<<<<

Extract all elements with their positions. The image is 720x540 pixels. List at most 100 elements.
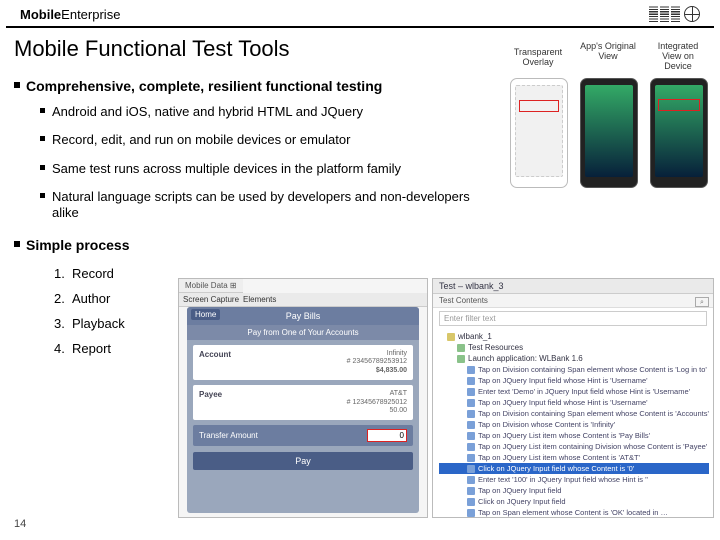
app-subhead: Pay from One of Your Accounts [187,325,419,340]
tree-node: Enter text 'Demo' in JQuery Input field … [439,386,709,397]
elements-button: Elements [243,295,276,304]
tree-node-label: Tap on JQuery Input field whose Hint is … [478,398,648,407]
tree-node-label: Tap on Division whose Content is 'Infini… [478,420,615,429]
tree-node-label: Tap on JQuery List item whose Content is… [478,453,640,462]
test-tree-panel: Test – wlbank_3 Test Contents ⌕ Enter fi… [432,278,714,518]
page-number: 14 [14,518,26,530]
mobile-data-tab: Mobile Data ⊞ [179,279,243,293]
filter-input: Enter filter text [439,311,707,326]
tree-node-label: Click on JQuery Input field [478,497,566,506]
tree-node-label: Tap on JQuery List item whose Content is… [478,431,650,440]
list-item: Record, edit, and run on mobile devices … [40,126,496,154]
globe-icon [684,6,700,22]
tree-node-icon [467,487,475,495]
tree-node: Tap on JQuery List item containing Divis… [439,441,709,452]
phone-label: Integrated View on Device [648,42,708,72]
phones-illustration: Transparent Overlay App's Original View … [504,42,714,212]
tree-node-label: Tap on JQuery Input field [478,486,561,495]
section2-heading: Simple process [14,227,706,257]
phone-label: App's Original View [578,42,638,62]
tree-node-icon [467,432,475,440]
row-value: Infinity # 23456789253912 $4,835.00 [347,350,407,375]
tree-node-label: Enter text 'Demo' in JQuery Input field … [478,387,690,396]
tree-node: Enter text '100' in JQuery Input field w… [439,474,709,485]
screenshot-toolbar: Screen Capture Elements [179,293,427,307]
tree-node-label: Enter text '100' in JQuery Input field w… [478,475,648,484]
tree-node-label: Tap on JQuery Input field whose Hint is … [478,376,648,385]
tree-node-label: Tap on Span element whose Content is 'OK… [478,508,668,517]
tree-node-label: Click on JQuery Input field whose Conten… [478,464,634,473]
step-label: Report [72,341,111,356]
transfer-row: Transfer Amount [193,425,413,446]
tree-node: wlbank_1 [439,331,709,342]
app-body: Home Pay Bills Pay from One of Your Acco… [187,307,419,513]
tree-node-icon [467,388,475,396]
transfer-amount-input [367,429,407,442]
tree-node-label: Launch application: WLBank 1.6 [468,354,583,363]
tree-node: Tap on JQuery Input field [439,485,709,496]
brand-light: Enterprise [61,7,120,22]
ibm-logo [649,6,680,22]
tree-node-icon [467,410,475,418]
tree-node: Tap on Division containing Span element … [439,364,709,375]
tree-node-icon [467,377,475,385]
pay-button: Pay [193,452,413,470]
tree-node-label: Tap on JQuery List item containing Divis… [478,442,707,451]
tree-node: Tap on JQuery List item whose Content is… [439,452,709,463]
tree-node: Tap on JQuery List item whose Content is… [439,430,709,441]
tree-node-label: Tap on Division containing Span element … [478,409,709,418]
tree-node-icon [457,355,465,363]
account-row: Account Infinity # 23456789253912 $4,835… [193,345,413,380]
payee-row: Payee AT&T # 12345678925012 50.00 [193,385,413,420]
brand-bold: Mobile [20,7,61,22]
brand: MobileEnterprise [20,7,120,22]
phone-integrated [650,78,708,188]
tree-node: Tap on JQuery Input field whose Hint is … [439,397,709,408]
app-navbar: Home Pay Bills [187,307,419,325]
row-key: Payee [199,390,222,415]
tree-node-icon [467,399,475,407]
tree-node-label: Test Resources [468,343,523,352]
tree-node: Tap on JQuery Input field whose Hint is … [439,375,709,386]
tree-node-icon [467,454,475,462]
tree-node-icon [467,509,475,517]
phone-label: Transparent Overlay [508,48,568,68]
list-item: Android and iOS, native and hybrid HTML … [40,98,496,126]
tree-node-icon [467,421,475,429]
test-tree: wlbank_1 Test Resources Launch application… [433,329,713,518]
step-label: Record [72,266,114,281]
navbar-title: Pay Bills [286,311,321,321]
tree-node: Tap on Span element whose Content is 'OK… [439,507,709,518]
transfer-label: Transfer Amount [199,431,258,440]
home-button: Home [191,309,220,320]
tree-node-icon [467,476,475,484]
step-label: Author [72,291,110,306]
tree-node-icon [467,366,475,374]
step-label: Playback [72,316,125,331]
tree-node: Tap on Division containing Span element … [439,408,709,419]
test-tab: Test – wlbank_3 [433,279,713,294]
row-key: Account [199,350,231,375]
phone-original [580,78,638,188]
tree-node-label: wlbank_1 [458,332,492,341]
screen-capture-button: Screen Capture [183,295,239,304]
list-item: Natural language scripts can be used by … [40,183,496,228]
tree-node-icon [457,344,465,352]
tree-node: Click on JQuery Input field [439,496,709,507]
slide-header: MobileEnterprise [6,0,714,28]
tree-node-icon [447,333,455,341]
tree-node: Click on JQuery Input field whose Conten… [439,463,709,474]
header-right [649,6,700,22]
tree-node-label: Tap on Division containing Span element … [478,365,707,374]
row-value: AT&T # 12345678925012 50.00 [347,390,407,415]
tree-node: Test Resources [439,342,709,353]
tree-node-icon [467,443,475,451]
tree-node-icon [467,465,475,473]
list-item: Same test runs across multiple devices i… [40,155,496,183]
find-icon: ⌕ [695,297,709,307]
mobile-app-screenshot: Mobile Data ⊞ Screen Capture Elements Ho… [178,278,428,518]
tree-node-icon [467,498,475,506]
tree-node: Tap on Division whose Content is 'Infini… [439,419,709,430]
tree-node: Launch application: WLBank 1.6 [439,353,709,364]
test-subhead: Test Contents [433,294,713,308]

>>>>
<<<<

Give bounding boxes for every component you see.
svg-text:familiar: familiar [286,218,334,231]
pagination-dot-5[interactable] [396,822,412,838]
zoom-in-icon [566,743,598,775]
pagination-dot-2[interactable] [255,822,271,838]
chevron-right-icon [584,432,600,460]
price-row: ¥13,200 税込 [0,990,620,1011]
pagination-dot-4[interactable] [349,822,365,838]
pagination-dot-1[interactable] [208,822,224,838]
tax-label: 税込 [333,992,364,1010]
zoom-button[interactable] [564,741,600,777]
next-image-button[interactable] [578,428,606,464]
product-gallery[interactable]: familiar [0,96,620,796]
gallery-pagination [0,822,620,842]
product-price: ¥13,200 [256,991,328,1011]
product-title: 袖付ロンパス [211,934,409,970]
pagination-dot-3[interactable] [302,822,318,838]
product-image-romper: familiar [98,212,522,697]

>>>>

→ **Problem statement**: Copy the material from the line with "app-subhead: Pay from" up to and including the line with "row-value: Infinity #", substituting "Press" for each "Tap on" and leaving everything else unchanged. Give only those lines.

→ **Correct output**:
app-subhead: Pay from One of Your Accounts [187,325,419,340]
tree-node: Enter text 'Demo' in JQuery Input field … [439,386,709,397]
elements-button: Elements [243,295,276,304]
tree-node-label: Press JQuery Input field whose Hint is … [478,398,648,407]
tree-node-label: Press Division whose Content is 'Infini… [478,420,615,429]
tree-node-label: Press JQuery List item whose Content is… [478,453,640,462]
test-tree-panel: Test – wlbank_3 Test Contents ⌕ Enter fi… [432,278,714,518]
page-number: 14 [14,518,26,530]
mobile-data-tab: Mobile Data ⊞ [179,279,243,293]
filter-input: Enter filter text [439,311,707,326]
tree-node-label: Click on JQuery Input field [478,497,566,506]
tree-node-label: Press JQuery List item whose Content is… [478,431,650,440]
list-item: Record, edit, and run on mobile devices … [40,126,496,154]
globe-icon [684,6,700,22]
tree-node-icon [467,487,475,495]
tree-node: Press JQuery List item containing Divis… [439,441,709,452]
phone-label: Integrated View on Device [648,42,708,72]
phones-illustration: Transparent Overlay App's Original View … [504,42,714,212]
tree-node-label: Press JQuery Input field [478,486,561,495]
section2-heading: Simple process [14,227,706,257]
phone-label: App's Original View [578,42,638,62]
tree-node-icon [467,432,475,440]
row-value: Infinity # 23456789253912 $4,835.00 [347,350,407,375]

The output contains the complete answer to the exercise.